┌────────

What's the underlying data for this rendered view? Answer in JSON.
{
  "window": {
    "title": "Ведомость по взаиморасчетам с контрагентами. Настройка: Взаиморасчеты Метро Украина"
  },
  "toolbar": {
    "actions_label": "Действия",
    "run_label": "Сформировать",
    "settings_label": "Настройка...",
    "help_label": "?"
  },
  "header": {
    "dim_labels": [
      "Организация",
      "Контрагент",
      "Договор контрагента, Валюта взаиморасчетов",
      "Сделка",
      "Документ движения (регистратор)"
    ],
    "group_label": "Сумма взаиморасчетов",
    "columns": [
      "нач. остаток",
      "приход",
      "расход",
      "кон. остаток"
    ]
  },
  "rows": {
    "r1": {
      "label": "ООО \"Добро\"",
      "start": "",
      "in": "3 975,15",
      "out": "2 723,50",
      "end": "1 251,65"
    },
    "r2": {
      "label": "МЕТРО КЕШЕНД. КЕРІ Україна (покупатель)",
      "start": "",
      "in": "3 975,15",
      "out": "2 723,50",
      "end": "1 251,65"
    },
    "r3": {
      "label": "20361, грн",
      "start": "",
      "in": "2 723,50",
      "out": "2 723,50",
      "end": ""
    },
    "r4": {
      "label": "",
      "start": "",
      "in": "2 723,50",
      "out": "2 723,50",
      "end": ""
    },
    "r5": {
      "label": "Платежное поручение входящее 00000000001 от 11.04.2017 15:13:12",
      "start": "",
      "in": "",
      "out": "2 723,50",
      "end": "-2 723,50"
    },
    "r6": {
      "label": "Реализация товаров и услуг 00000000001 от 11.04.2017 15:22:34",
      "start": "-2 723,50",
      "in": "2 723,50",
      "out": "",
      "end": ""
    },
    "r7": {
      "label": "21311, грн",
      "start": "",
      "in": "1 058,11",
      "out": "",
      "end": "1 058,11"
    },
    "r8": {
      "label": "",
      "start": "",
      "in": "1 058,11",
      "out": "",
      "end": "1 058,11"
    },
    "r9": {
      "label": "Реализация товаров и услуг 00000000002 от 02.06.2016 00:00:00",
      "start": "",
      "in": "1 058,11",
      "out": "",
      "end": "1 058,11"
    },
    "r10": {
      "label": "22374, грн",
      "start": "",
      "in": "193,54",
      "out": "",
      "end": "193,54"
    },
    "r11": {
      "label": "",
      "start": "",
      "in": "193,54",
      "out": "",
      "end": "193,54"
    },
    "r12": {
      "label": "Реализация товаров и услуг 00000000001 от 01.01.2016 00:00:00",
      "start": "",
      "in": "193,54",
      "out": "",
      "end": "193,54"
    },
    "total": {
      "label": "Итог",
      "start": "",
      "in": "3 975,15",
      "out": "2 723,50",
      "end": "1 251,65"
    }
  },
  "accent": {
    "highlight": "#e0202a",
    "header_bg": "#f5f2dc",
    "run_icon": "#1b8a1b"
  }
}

└────────

__Your task__
Pick out every line of the listing containing the word "Реализация", and show those lines.

__Answer to the task__
      "label": "Реализация товаров и услуг 00000000001 от 11.04.2017 15:22:34",
      "label": "Реализация товаров и услуг 00000000002 от 02.06.2016 00:00:00",
      "label": "Реализация товаров и услуг 00000000001 от 01.01.2016 00:00:00",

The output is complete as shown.